> MATERIALS PROVIDED
────────────────────

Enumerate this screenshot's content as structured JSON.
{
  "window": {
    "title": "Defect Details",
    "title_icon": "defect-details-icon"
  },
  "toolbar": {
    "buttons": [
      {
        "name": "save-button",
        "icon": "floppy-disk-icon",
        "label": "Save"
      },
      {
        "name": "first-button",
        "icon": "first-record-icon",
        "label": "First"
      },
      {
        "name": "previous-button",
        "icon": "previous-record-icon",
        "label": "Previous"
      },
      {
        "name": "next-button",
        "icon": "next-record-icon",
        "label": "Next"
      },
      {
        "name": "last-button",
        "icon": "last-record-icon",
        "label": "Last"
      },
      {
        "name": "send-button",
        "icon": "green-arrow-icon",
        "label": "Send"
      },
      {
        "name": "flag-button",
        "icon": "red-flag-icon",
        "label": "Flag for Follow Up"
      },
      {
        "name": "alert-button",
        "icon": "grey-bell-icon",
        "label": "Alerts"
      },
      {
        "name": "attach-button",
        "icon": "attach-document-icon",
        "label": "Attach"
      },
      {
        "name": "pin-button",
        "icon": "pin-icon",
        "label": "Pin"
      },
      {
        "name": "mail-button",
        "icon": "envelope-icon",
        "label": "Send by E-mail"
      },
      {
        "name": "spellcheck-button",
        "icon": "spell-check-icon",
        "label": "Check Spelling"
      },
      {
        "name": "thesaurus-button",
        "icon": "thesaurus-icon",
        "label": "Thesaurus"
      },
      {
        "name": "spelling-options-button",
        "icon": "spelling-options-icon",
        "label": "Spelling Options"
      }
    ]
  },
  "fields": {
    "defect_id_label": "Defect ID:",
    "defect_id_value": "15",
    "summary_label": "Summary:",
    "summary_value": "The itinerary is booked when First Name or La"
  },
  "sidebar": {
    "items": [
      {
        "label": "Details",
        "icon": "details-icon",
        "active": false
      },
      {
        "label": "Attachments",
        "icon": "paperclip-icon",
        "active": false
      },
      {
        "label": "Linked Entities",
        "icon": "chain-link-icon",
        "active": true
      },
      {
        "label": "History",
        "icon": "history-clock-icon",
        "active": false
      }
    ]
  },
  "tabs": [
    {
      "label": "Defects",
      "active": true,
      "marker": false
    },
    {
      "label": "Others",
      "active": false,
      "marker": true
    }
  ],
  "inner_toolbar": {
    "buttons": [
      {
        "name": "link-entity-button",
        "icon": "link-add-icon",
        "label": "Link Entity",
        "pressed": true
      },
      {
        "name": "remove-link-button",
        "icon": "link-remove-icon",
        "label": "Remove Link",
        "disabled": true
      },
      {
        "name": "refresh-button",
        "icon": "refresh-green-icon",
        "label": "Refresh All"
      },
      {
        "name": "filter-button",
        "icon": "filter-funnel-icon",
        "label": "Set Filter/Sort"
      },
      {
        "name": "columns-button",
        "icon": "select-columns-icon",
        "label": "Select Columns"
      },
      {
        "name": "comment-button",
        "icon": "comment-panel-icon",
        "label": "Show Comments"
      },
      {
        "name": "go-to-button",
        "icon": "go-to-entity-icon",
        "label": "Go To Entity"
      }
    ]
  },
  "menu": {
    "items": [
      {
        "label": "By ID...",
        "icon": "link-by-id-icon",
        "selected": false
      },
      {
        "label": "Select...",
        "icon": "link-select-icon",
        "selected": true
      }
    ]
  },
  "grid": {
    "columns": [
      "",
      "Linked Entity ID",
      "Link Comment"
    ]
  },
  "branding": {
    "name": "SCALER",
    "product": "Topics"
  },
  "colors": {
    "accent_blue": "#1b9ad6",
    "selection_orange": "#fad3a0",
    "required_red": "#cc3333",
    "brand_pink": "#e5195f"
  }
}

────────────────────

> WHAT IS ASKED
Quote all of the entries exactly as they appear.

> THE REPLY
Enumerate this screenshot's content as structured JSON.
{
  "window": {
    "title": "Defect Details",
    "title_icon": "defect-details-icon"
  },
  "toolbar": {
    "buttons": [
      {
        "name": "save-button",
        "icon": "floppy-disk-icon",
        "label": "Save"
      },
      {
        "name": "first-button",
        "icon": "first-record-icon",
        "label": "First"
      },
      {
        "name": "previous-button",
        "icon": "previous-record-icon",
        "label": "Previous"
      },
      {
        "name": "next-button",
        "icon": "next-record-icon",
        "label": "Next"
      },
      {
        "name": "last-button",
        "icon": "last-record-icon",
        "label": "Last"
      },
      {
        "name": "send-button",
        "icon": "green-arrow-icon",
        "label": "Send"
      },
      {
        "name": "flag-button",
        "icon": "red-flag-icon",
        "label": "Flag for Follow Up"
      },
      {
        "name": "alert-button",
        "icon": "grey-bell-icon",
        "label": "Alerts"
      },
      {
        "name": "attach-button",
        "icon": "attach-document-icon",
        "label": "Attach"
      },
      {
        "name": "pin-button",
        "icon": "pin-icon",
        "label": "Pin"
      },
      {
        "name": "mail-button",
        "icon": "envelope-icon",
        "label": "Send by E-mail"
      },
      {
        "name": "spellcheck-button",
        "icon": "spell-check-icon",
        "label": "Check Spelling"
      },
      {
        "name": "thesaurus-button",
        "icon": "thesaurus-icon",
        "label": "Thesaurus"
      },
      {
        "name": "spelling-options-button",
        "icon": "spelling-options-icon",
        "label": "Spelling Options"
      }
    ]
  },
  "fields": {
    "defect_id_label": "Defect ID:",
    "defect_id_value": "15",
    "summary_label": "Summary:",
    "summary_value": "The itinerary is booked when First Name or La"
  },
  "sidebar": {
    "items": [
      {
        "label": "Details",
        "icon": "details-icon",
        "active": false
      },
      {
        "label": "Attachments",
        "icon": "paperclip-icon",
        "active": false
      },
      {
        "label": "Linked Entities",
        "icon": "chain-link-icon",
        "active": true
      },
      {
        "label": "History",
        "icon": "history-clock-icon",
        "active": false
      }
    ]
  },
  "tabs": [
    {
      "label": "Defects",
      "active": true,
      "marker": false
    },
    {
      "label": "Others",
      "active": false,
      "marker": true
    }
  ],
  "inner_toolbar": {
    "buttons": [
      {
        "name": "link-entity-button",
        "icon": "link-add-icon",
        "label": "Link Entity",
        "pressed": true
      },
      {
        "name": "remove-link-button",
        "icon": "link-remove-icon",
        "label": "Remove Link",
        "disabled": true
      },
      {
        "name": "refresh-button",
        "icon": "refresh-green-icon",
        "label": "Refresh All"
      },
      {
        "name": "filter-button",
        "icon": "filter-funnel-icon",
        "label": "Set Filter/Sort"
      },
      {
        "name": "columns-button",
        "icon": "select-columns-icon",
        "label": "Select Columns"
      },
      {
        "name": "comment-button",
        "icon": "comment-panel-icon",
        "label": "Show Comments"
      },
      {
        "name": "go-to-button",
        "icon": "go-to-entity-icon",
        "label": "Go To Entity"
      }
    ]
  },
  "menu": {
    "items": [
      {
        "label": "By ID...",
        "icon": "link-by-id-icon",
        "selected": false
      },
      {
        "label": "Select...",
        "icon": "link-select-icon",
        "selected": true
      }
    ]
  },
  "grid": {
    "columns": [
      "",
      "Linked Entity ID",
      "Link Comment"
    ]
  },
  "branding": {
    "name": "SCALER",
    "product": "Topics"
  },
  "colors": {
    "accent_blue": "#1b9ad6",
    "selection_orange": "#fad3a0",
    "required_red": "#cc3333",
    "brand_pink": "#e5195f"
  }
}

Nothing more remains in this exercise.